- [AIM OF THE EXERCISE]:
Return all the entries exactly, keeping pictures out.

─── RECORD EXTRACTS

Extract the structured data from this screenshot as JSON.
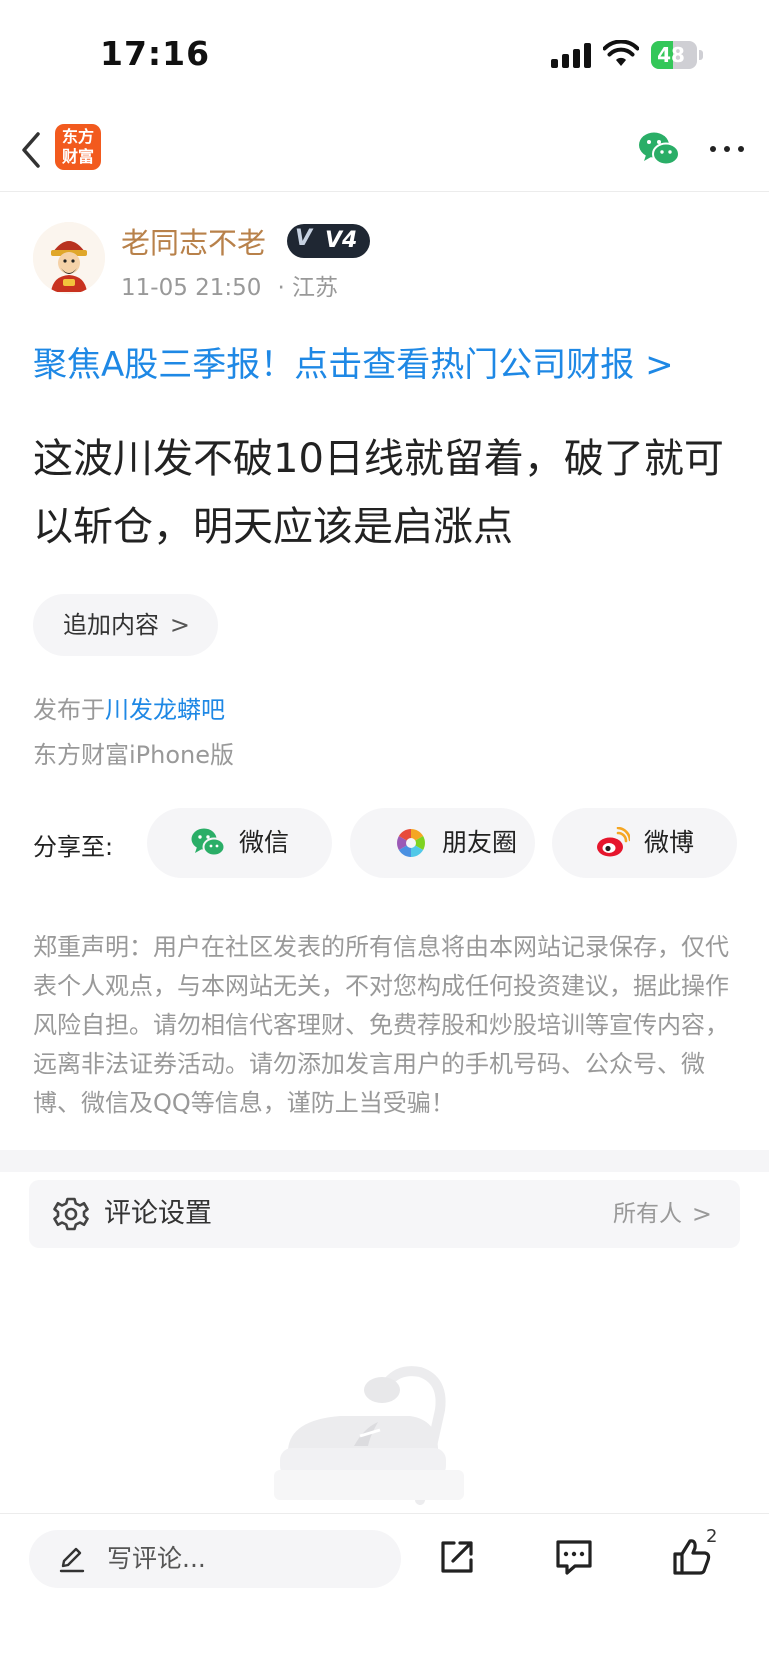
{
  "status_bar": {
    "time": "17:16",
    "battery": "48",
    "battery_level": 0.48
  },
  "nav": {
    "logo_line1": "东方",
    "logo_line2": "财富"
  },
  "author": {
    "name": "老同志不老",
    "badge_level": "V4",
    "datetime": "11-05 21:50",
    "location": "· 江苏"
  },
  "promo_link": "聚焦A股三季报！点击查看热门公司财报 >",
  "post": {
    "body": "这波川发不破10日线就留着，破了就可以斩仓，明天应该是启涨点"
  },
  "append_button": {
    "label": "追加内容",
    "chevron": ">"
  },
  "publish": {
    "prefix": "发布于",
    "bar_name": "川发龙蟒吧",
    "client": "东方财富iPhone版"
  },
  "share": {
    "label": "分享至:",
    "targets": [
      {
        "label": "微信",
        "icon": "wechat-icon"
      },
      {
        "label": "朋友圈",
        "icon": "moments-icon"
      },
      {
        "label": "微博",
        "icon": "weibo-icon"
      }
    ]
  },
  "disclaimer": "郑重声明：用户在社区发表的所有信息将由本网站记录保存，仅代表个人观点，与本网站无关，不对您构成任何投资建议，据此操作风险自担。请勿相信代客理财、免费荐股和炒股培训等宣传内容，远离非法证券活动。请勿添加发言用户的手机号码、公众号、微博、微信及QQ等信息，谨防上当受骗！",
  "comment_settings": {
    "label": "评论设置",
    "value": "所有人",
    "chevron": ">"
  },
  "toolbar": {
    "comment_placeholder": "写评论...",
    "like_count": "2"
  },
  "colors": {
    "accent_blue": "#1e88e5",
    "username": "#b8814a",
    "brand_orange": "#f25a1e",
    "wechat_green": "#2aae67"
  }
}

──────

- [WORKED ANSWER]:
Extract the structured data from this screenshot as JSON.
{
  "status_bar": {
    "time": "17:16",
    "battery": "48",
    "battery_level": 0.48
  },
  "nav": {
    "logo_line1": "东方",
    "logo_line2": "财富"
  },
  "author": {
    "name": "老同志不老",
    "badge_level": "V4",
    "datetime": "11-05 21:50",
    "location": "· 江苏"
  },
  "promo_link": "聚焦A股三季报！点击查看热门公司财报 >",
  "post": {
    "body": "这波川发不破10日线就留着，破了就可以斩仓，明天应该是启涨点"
  },
  "append_button": {
    "label": "追加内容",
    "chevron": ">"
  },
  "publish": {
    "prefix": "发布于",
    "bar_name": "川发龙蟒吧",
    "client": "东方财富iPhone版"
  },
  "share": {
    "label": "分享至:",
    "targets": [
      {
        "label": "微信",
        "icon": "wechat-icon"
      },
      {
        "label": "朋友圈",
        "icon": "moments-icon"
      },
      {
        "label": "微博",
        "icon": "weibo-icon"
      }
    ]
  },
  "disclaimer": "郑重声明：用户在社区发表的所有信息将由本网站记录保存，仅代表个人观点，与本网站无关，不对您构成任何投资建议，据此操作风险自担。请勿相信代客理财、免费荐股和炒股培训等宣传内容，远离非法证券活动。请勿添加发言用户的手机号码、公众号、微博、微信及QQ等信息，谨防上当受骗！",
  "comment_settings": {
    "label": "评论设置",
    "value": "所有人",
    "chevron": ">"
  },
  "toolbar": {
    "comment_placeholder": "写评论...",
    "like_count": "2"
  },
  "colors": {
    "accent_blue": "#1e88e5",
    "username": "#b8814a",
    "brand_orange": "#f25a1e",
    "wechat_green": "#2aae67"
  }
}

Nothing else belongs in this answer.